■ What you have to do
Which lines below hold the word "create"? Report each one.

Records from a dataset:

● ● ● ● ●

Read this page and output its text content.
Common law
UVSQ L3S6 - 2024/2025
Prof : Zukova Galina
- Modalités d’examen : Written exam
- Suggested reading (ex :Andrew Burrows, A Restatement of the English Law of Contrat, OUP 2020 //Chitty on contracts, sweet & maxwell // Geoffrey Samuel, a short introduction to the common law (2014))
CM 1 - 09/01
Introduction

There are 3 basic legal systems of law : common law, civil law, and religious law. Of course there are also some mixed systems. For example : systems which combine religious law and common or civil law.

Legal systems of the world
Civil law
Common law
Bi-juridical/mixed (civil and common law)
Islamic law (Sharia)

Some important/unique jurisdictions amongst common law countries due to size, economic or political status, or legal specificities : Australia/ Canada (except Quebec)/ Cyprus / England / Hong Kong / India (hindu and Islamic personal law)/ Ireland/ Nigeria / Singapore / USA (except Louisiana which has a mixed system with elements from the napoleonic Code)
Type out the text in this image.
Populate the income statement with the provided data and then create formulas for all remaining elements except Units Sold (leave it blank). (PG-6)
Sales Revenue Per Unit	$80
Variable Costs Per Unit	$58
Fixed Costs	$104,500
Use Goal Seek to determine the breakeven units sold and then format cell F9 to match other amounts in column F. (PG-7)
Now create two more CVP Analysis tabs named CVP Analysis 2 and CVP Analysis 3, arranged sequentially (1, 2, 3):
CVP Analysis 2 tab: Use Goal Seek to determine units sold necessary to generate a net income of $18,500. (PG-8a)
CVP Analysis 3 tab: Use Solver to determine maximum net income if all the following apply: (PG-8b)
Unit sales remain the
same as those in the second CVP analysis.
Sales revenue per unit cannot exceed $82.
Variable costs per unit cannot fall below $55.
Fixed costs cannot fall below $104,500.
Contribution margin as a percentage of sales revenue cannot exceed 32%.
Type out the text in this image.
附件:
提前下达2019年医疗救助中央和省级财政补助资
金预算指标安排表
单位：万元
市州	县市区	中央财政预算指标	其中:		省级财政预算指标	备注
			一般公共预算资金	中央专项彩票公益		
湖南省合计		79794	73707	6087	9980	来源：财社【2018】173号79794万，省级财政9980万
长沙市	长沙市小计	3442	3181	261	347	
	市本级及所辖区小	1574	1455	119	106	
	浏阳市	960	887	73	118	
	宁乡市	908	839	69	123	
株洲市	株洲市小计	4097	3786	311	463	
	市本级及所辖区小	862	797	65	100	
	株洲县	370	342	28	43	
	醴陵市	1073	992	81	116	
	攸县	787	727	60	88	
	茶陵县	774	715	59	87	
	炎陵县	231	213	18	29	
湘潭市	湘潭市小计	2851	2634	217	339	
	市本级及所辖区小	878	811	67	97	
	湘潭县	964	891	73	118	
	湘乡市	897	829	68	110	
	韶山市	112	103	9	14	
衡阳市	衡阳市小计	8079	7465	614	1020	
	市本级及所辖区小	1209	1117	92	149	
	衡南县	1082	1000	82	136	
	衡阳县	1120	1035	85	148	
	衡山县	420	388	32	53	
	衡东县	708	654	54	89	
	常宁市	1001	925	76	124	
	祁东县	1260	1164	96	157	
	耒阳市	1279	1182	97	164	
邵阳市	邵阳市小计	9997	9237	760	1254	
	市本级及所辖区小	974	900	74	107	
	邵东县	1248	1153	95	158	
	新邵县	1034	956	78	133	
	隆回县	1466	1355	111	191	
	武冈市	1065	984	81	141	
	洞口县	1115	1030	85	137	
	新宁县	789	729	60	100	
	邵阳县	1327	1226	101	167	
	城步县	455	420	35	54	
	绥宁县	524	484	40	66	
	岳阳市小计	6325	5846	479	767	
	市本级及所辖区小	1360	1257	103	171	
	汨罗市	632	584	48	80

● ● ● ● ●

■ Response
Populate the income statement with the provided data and then create formulas for all remaining elements except Units Sold (leave it blank). (PG-6)
Now create two more CVP Analysis tabs named CVP Analysis 2 and CVP Analysis 3, arranged sequentially (1, 2, 3):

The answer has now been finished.